• _Your objective_:
Leaving out all images, write out the records that follow exactly.
|---|
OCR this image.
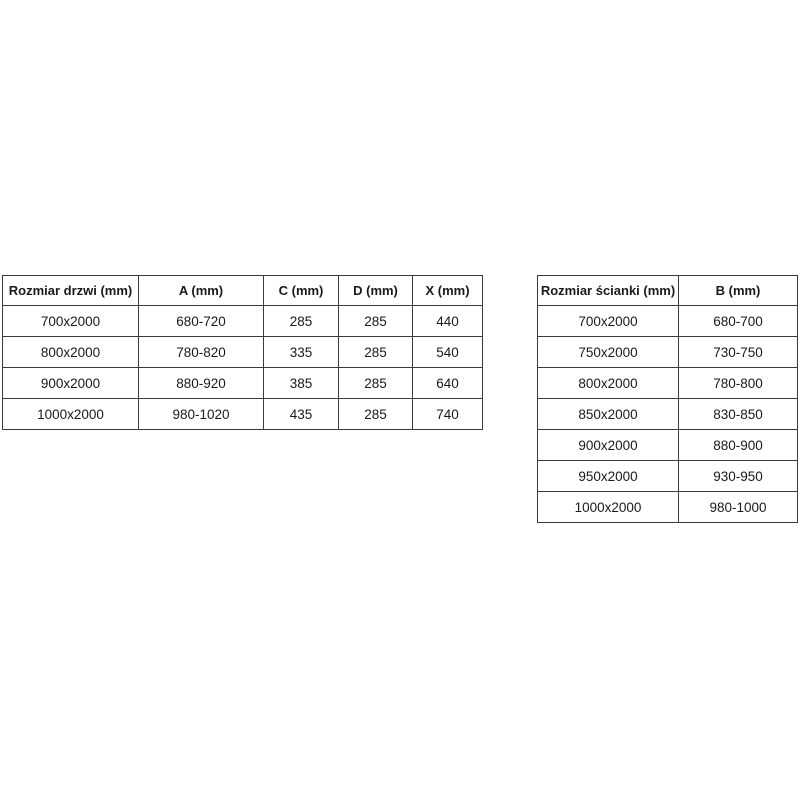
Rozmiar drzwi (mm)	A (mm)	C (mm)	D (mm)	X (mm)
700x2000	680-720	285	285	440
800x2000	780-820	335	285	540
900x2000	880-920	385	285	640
1000x2000	980-1020	435	285	740
Rozmiar ścianki (mm)	B (mm)
700x2000	680-700
750x2000	730-750
800x2000	780-800
850x2000	830-850
900x2000	880-900
950x2000	930-950
1000x2000	980-1000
|---|
• _Finished task_:
OCR this image.
Rozmiar drzwi (mm)	A (mm)	C (mm)	D (mm)	X (mm)
700x2000	680-720	285	285	440
800x2000	780-820	335	285	540
900x2000	880-920	385	285	640
1000x2000	980-1020	435	285	740
Rozmiar ścianki (mm)	B (mm)
700x2000	680-700
750x2000	730-750
800x2000	780-800
850x2000	830-850
900x2000	880-900
950x2000	930-950
1000x2000	980-1000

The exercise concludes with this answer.